> **WHAT IS ASKED**: In the entries that follow, count each line containing "注重个人成长" and state the total, nothing more.

> **SUPPLIED RECORDS**:
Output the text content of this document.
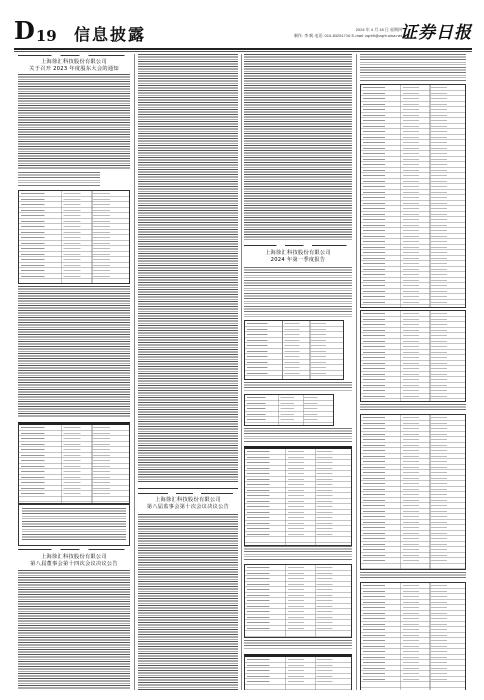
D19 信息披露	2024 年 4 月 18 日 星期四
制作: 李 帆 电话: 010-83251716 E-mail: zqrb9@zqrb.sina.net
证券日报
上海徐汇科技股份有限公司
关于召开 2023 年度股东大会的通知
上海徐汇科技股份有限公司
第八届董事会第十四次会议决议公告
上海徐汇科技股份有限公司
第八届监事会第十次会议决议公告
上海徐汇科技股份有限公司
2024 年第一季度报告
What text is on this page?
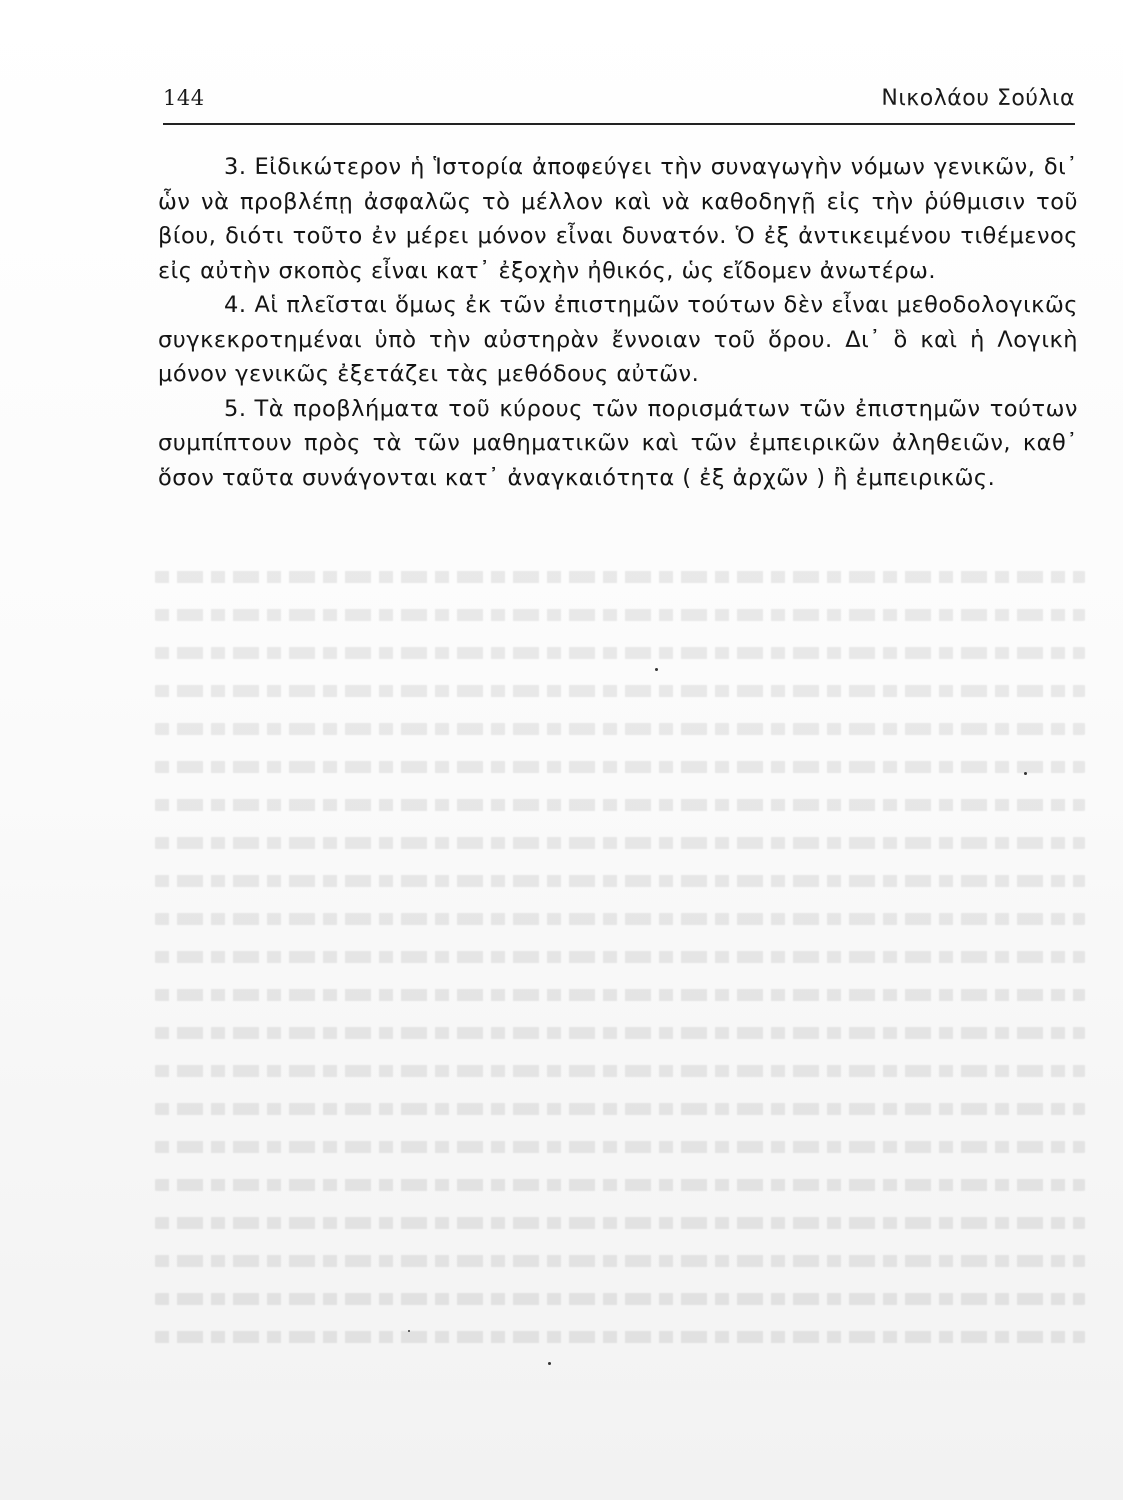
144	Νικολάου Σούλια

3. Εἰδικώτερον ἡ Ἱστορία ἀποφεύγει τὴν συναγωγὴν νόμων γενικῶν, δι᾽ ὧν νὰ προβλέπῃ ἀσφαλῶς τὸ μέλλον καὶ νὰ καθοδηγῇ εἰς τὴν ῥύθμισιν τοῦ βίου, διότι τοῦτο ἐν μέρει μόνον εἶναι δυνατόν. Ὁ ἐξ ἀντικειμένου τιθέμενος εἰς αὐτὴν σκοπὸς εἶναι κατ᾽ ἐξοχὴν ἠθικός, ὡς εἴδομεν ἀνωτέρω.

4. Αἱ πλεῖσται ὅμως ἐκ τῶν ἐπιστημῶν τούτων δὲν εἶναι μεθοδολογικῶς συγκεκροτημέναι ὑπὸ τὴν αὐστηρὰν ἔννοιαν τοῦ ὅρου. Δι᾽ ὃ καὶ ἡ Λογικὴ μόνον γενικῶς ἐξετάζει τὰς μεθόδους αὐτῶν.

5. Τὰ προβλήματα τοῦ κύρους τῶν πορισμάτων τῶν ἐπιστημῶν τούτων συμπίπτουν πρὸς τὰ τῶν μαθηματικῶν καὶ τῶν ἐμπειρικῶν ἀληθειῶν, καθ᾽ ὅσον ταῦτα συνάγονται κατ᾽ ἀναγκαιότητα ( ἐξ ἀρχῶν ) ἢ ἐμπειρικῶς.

...

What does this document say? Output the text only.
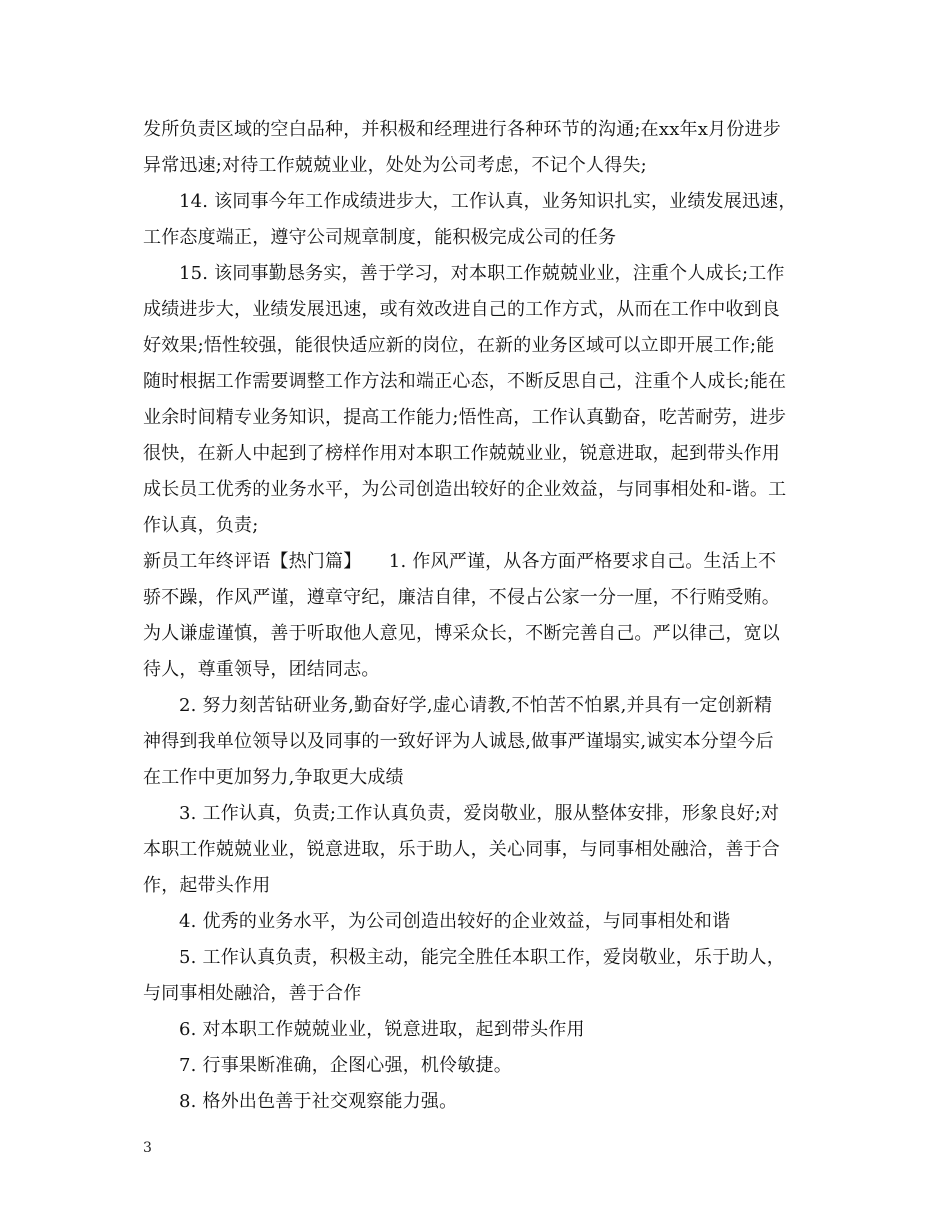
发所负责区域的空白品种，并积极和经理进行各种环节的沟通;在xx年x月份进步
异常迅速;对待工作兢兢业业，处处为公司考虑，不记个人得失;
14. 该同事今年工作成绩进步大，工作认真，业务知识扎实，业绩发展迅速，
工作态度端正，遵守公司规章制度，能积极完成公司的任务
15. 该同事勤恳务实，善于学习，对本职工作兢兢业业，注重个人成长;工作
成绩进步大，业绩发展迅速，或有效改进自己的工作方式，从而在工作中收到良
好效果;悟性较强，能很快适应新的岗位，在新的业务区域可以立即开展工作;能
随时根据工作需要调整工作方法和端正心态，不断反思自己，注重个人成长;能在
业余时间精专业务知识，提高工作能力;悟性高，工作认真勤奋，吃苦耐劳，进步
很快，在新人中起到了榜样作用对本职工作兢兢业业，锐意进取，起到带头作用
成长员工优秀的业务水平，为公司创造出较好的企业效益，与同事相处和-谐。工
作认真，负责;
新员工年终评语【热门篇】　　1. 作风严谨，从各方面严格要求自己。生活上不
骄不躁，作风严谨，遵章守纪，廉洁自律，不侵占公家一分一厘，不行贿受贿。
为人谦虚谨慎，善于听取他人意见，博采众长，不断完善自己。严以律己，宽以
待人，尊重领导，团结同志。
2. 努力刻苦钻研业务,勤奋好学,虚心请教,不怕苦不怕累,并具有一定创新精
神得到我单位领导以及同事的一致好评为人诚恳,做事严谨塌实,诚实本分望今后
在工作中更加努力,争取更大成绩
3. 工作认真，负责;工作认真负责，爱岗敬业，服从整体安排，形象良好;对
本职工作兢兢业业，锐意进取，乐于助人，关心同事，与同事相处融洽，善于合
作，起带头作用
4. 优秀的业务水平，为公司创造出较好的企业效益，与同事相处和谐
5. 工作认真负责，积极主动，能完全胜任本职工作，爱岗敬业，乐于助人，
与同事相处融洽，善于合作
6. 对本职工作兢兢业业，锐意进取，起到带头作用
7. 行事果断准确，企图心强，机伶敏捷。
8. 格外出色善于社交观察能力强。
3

> **SOLUTION FOR THIS EXERCISE**: 2